[Aim of the exercise]
Each line of the data that includes the string "index" is to be copied out.

══ Source material

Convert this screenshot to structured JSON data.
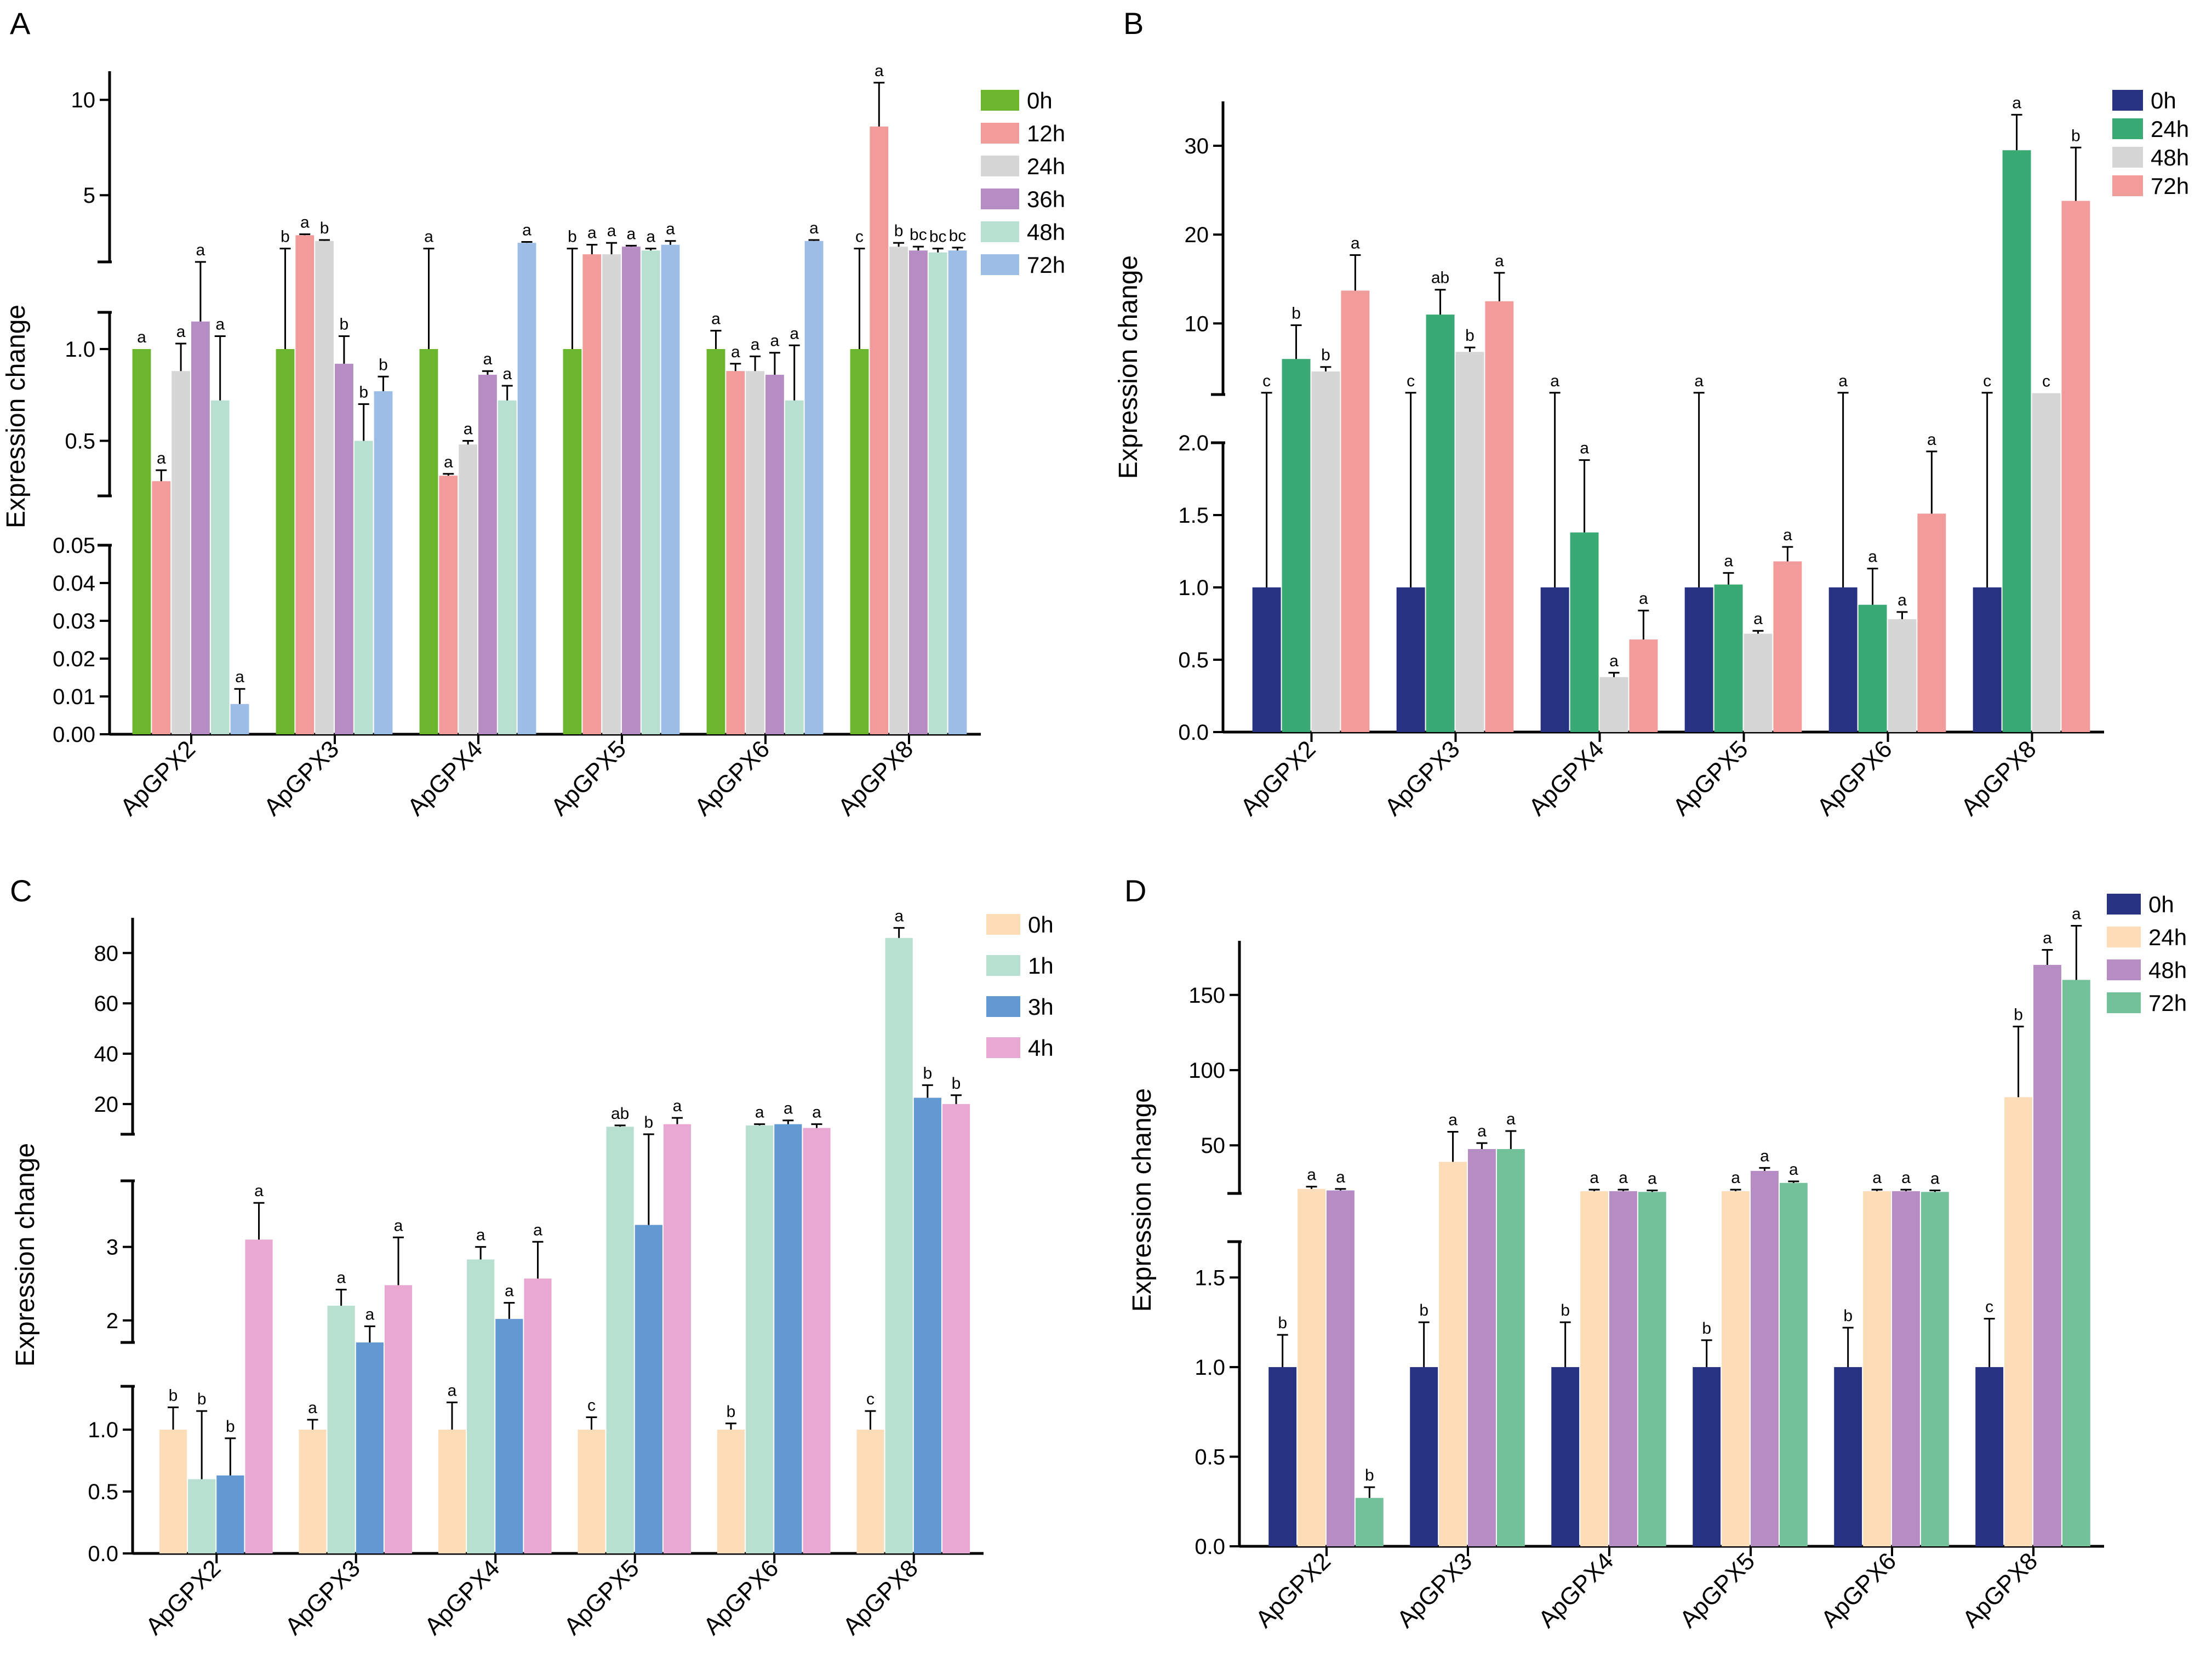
{
  "chart_data": [
    {
      "panel": "A",
      "type": "bar",
      "ylabel": "Expression change",
      "categories": [
        "ApGPX2",
        "ApGPX3",
        "ApGPX4",
        "ApGPX5",
        "ApGPX6",
        "ApGPX8"
      ],
      "axis_segments": [
        {
          "range": [
            0,
            0.05
          ],
          "ticks": [
            0,
            0.01,
            0.02,
            0.03,
            0.04,
            0.05
          ],
          "tick_labels": [
            "0.00",
            "0.01",
            "0.02",
            "0.03",
            "0.04",
            "0.05"
          ]
        },
        {
          "range": [
            0.2,
            1.2
          ],
          "ticks": [
            0.5,
            1.0
          ],
          "tick_labels": [
            "0.5",
            "1.0"
          ]
        },
        {
          "range": [
            1.5,
            11.5
          ],
          "ticks": [
            5,
            10
          ],
          "tick_labels": [
            "5",
            "10"
          ]
        }
      ],
      "legend_position": "top-right",
      "series": [
        {
          "name": "0h",
          "color": "#6cb62e",
          "values": [
            1.0,
            1.0,
            1.0,
            1.0,
            1.0,
            1.0
          ],
          "errors": [
            0,
            1.2,
            1.2,
            1.2,
            0.1,
            1.2
          ],
          "labels": [
            "a",
            "b",
            "a",
            "b",
            "a",
            "c"
          ]
        },
        {
          "name": "12h",
          "color": "#f29b9b",
          "values": [
            0.28,
            2.9,
            0.31,
            1.9,
            0.88,
            8.6
          ],
          "errors": [
            0.06,
            0.05,
            0.01,
            0.5,
            0.04,
            2.3
          ],
          "labels": [
            "a",
            "a",
            "a",
            "a",
            "a",
            "a"
          ]
        },
        {
          "name": "24h",
          "color": "#d6d6d6",
          "values": [
            0.88,
            2.6,
            0.48,
            1.9,
            0.88,
            2.3
          ],
          "errors": [
            0.15,
            0.05,
            0.02,
            0.6,
            0.08,
            0.2
          ],
          "labels": [
            "a",
            "b",
            "a",
            "a",
            "a",
            "b"
          ]
        },
        {
          "name": "36h",
          "color": "#b68cc5",
          "values": [
            1.15,
            0.92,
            0.86,
            2.3,
            0.86,
            2.1
          ],
          "errors": [
            0.35,
            0.15,
            0.02,
            0.05,
            0.12,
            0.2
          ],
          "labels": [
            "a",
            "b",
            "a",
            "a",
            "a",
            "bc"
          ]
        },
        {
          "name": "48h",
          "color": "#b8e0d0",
          "values": [
            0.72,
            0.5,
            0.72,
            2.1,
            0.72,
            2.0
          ],
          "errors": [
            0.35,
            0.2,
            0.08,
            0.1,
            0.3,
            0.2
          ],
          "labels": [
            "a",
            "b",
            "a",
            "a",
            "a",
            "bc"
          ]
        },
        {
          "name": "72h",
          "color": "#9bbde6",
          "values": [
            0.008,
            0.77,
            2.5,
            2.4,
            2.6,
            2.1
          ],
          "errors": [
            0.004,
            0.08,
            0.05,
            0.2,
            0.05,
            0.15
          ],
          "labels": [
            "a",
            "b",
            "a",
            "a",
            "a",
            "bc"
          ]
        }
      ]
    },
    {
      "panel": "B",
      "type": "bar",
      "ylabel": "Expression change",
      "categories": [
        "ApGPX2",
        "ApGPX3",
        "ApGPX4",
        "ApGPX5",
        "ApGPX6",
        "ApGPX8"
      ],
      "axis_segments": [
        {
          "range": [
            0,
            2.0
          ],
          "ticks": [
            0,
            0.5,
            1.0,
            1.5,
            2.0
          ],
          "tick_labels": [
            "0.0",
            "0.5",
            "1.0",
            "1.5",
            "2.0"
          ]
        },
        {
          "range": [
            2.0,
            35
          ],
          "ticks": [
            10,
            20,
            30
          ],
          "tick_labels": [
            "10",
            "20",
            "30"
          ]
        }
      ],
      "legend_position": "top-right",
      "series": [
        {
          "name": "0h",
          "color": "#283282",
          "values": [
            1.0,
            1.0,
            1.0,
            1.0,
            1.0,
            1.0
          ],
          "errors": [
            1.2,
            1.2,
            1.2,
            1.2,
            1.2,
            1.2
          ],
          "labels": [
            "c",
            "c",
            "a",
            "a",
            "a",
            "c"
          ]
        },
        {
          "name": "24h",
          "color": "#3aaa74",
          "values": [
            6.0,
            11.0,
            1.38,
            1.02,
            0.88,
            29.5
          ],
          "errors": [
            3.8,
            2.8,
            0.5,
            0.08,
            0.25,
            4.0
          ],
          "labels": [
            "b",
            "ab",
            "a",
            "a",
            "a",
            "a"
          ]
        },
        {
          "name": "48h",
          "color": "#d6d6d6",
          "values": [
            4.6,
            6.8,
            0.38,
            0.68,
            0.78,
            2.15
          ],
          "errors": [
            0.5,
            0.5,
            0.03,
            0.02,
            0.05,
            0
          ],
          "labels": [
            "b",
            "b",
            "a",
            "a",
            "a",
            "c"
          ]
        },
        {
          "name": "72h",
          "color": "#f29b9b",
          "values": [
            13.7,
            12.5,
            0.64,
            1.18,
            1.51,
            23.8
          ],
          "errors": [
            4.0,
            3.2,
            0.2,
            0.1,
            0.43,
            6.0
          ],
          "labels": [
            "a",
            "a",
            "a",
            "a",
            "a",
            "b"
          ]
        }
      ]
    },
    {
      "panel": "C",
      "type": "bar",
      "ylabel": "Expression change",
      "categories": [
        "ApGPX2",
        "ApGPX3",
        "ApGPX4",
        "ApGPX5",
        "ApGPX6",
        "ApGPX8"
      ],
      "axis_segments": [
        {
          "range": [
            0,
            1.35
          ],
          "ticks": [
            0,
            0.5,
            1.0
          ],
          "tick_labels": [
            "0.0",
            "0.5",
            "1.0"
          ]
        },
        {
          "range": [
            1.7,
            3.9
          ],
          "ticks": [
            2,
            3
          ],
          "tick_labels": [
            "2",
            "3"
          ]
        },
        {
          "range": [
            8,
            94
          ],
          "ticks": [
            20,
            40,
            60,
            80
          ],
          "tick_labels": [
            "20",
            "40",
            "60",
            "80"
          ]
        }
      ],
      "legend_position": "top-right",
      "series": [
        {
          "name": "0h",
          "color": "#fddcb8",
          "values": [
            1.0,
            1.0,
            1.0,
            1.0,
            1.0,
            1.0
          ],
          "errors": [
            0.18,
            0.08,
            0.22,
            0.1,
            0.05,
            0.15
          ],
          "labels": [
            "b",
            "a",
            "a",
            "c",
            "b",
            "c"
          ]
        },
        {
          "name": "1h",
          "color": "#b8e0d0",
          "values": [
            0.6,
            2.2,
            2.83,
            11.0,
            11.5,
            86
          ],
          "errors": [
            0.55,
            0.22,
            0.17,
            0.5,
            0.5,
            4
          ],
          "labels": [
            "b",
            "a",
            "a",
            "ab",
            "a",
            "a"
          ]
        },
        {
          "name": "3h",
          "color": "#6399d3",
          "values": [
            0.63,
            1.62,
            2.02,
            3.3,
            12.0,
            22.5
          ],
          "errors": [
            0.3,
            0.3,
            0.22,
            0.8,
            1.5,
            5
          ],
          "labels": [
            "b",
            "a",
            "a",
            "b",
            "a",
            "b"
          ]
        },
        {
          "name": "4h",
          "color": "#e9a8d2",
          "values": [
            3.1,
            2.48,
            2.57,
            12.0,
            10.5,
            20.0
          ],
          "errors": [
            0.5,
            0.65,
            0.5,
            2.5,
            1.5,
            3.5
          ],
          "labels": [
            "a",
            "a",
            "a",
            "a",
            "a",
            "b"
          ]
        }
      ]
    },
    {
      "panel": "D",
      "type": "bar",
      "ylabel": "Expression change",
      "categories": [
        "ApGPX2",
        "ApGPX3",
        "ApGPX4",
        "ApGPX5",
        "ApGPX6",
        "ApGPX8"
      ],
      "axis_segments": [
        {
          "range": [
            0,
            1.7
          ],
          "ticks": [
            0,
            0.5,
            1.0,
            1.5
          ],
          "tick_labels": [
            "0.0",
            "0.5",
            "1.0",
            "1.5"
          ]
        },
        {
          "range": [
            18,
            186
          ],
          "ticks": [
            50,
            100,
            150
          ],
          "tick_labels": [
            "50",
            "100",
            "150"
          ]
        }
      ],
      "legend_position": "top-right",
      "series": [
        {
          "name": "0h",
          "color": "#283282",
          "values": [
            1.0,
            1.0,
            1.0,
            1.0,
            1.0,
            1.0
          ],
          "errors": [
            0.18,
            0.25,
            0.25,
            0.15,
            0.22,
            0.27
          ],
          "labels": [
            "b",
            "b",
            "b",
            "b",
            "b",
            "c"
          ]
        },
        {
          "name": "24h",
          "color": "#fddcb8",
          "values": [
            21.0,
            39.0,
            19.5,
            19.5,
            19.5,
            82
          ],
          "errors": [
            1.5,
            20,
            1,
            1,
            1,
            47
          ],
          "labels": [
            "a",
            "a",
            "a",
            "a",
            "a",
            "b"
          ]
        },
        {
          "name": "48h",
          "color": "#b68cc5",
          "values": [
            20.0,
            47.5,
            19.5,
            33.0,
            19.5,
            170
          ],
          "errors": [
            1,
            4,
            1,
            2,
            1,
            10
          ],
          "labels": [
            "a",
            "a",
            "a",
            "a",
            "a",
            "a"
          ]
        },
        {
          "name": "72h",
          "color": "#72c19a",
          "values": [
            0.27,
            47.5,
            19.0,
            25.0,
            19.0,
            160
          ],
          "errors": [
            0.06,
            12,
            1,
            1,
            1,
            36
          ],
          "labels": [
            "b",
            "a",
            "a",
            "a",
            "a",
            "a"
          ]
        }
      ]
    }
  ]
}
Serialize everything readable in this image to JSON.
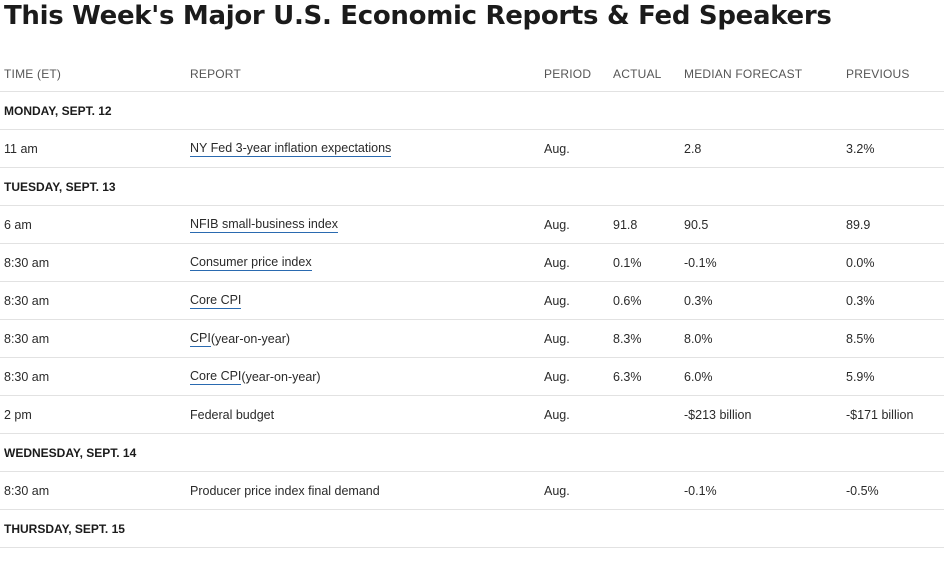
{
  "title": "This Week's Major U.S. Economic Reports & Fed Speakers",
  "columns": {
    "time": "TIME (ET)",
    "report": "REPORT",
    "period": "PERIOD",
    "actual": "ACTUAL",
    "forecast": "MEDIAN FORECAST",
    "previous": "PREVIOUS"
  },
  "days": [
    {
      "label": "MONDAY, SEPT. 12",
      "rows": [
        {
          "time": "11 am",
          "report_link": "NY Fed 3-year inflation expectations",
          "report_suffix": "",
          "period": "Aug.",
          "actual": "",
          "forecast": "2.8",
          "previous": "3.2%"
        }
      ]
    },
    {
      "label": "TUESDAY, SEPT. 13",
      "rows": [
        {
          "time": "6 am",
          "report_link": "NFIB small-business index",
          "report_suffix": "",
          "period": "Aug.",
          "actual": "91.8",
          "forecast": "90.5",
          "previous": "89.9"
        },
        {
          "time": "8:30 am",
          "report_link": "Consumer price index",
          "report_suffix": "",
          "period": "Aug.",
          "actual": "0.1%",
          "forecast": "-0.1%",
          "previous": "0.0%"
        },
        {
          "time": "8:30 am",
          "report_link": "Core CPI",
          "report_suffix": "",
          "period": "Aug.",
          "actual": "0.6%",
          "forecast": "0.3%",
          "previous": "0.3%"
        },
        {
          "time": "8:30 am",
          "report_link": "CPI",
          "report_suffix": " (year-on-year)",
          "period": "Aug.",
          "actual": "8.3%",
          "forecast": "8.0%",
          "previous": "8.5%"
        },
        {
          "time": "8:30 am",
          "report_link": "Core CPI",
          "report_suffix": " (year-on-year)",
          "period": "Aug.",
          "actual": "6.3%",
          "forecast": "6.0%",
          "previous": "5.9%"
        },
        {
          "time": "2 pm",
          "report_plain": "Federal budget",
          "period": "Aug.",
          "actual": "",
          "forecast": "-$213 billion",
          "previous": "-$171 billion"
        }
      ]
    },
    {
      "label": "WEDNESDAY, SEPT. 14",
      "rows": [
        {
          "time": "8:30 am",
          "report_plain": "Producer price index final demand",
          "period": "Aug.",
          "actual": "",
          "forecast": "-0.1%",
          "previous": "-0.5%"
        }
      ]
    },
    {
      "label": "THURSDAY, SEPT. 15",
      "rows": []
    }
  ]
}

════

[Full response]
          "report_link": "NFIB small-business index",
          "report_link": "Consumer price index",
          "report_plain": "Producer price index final demand",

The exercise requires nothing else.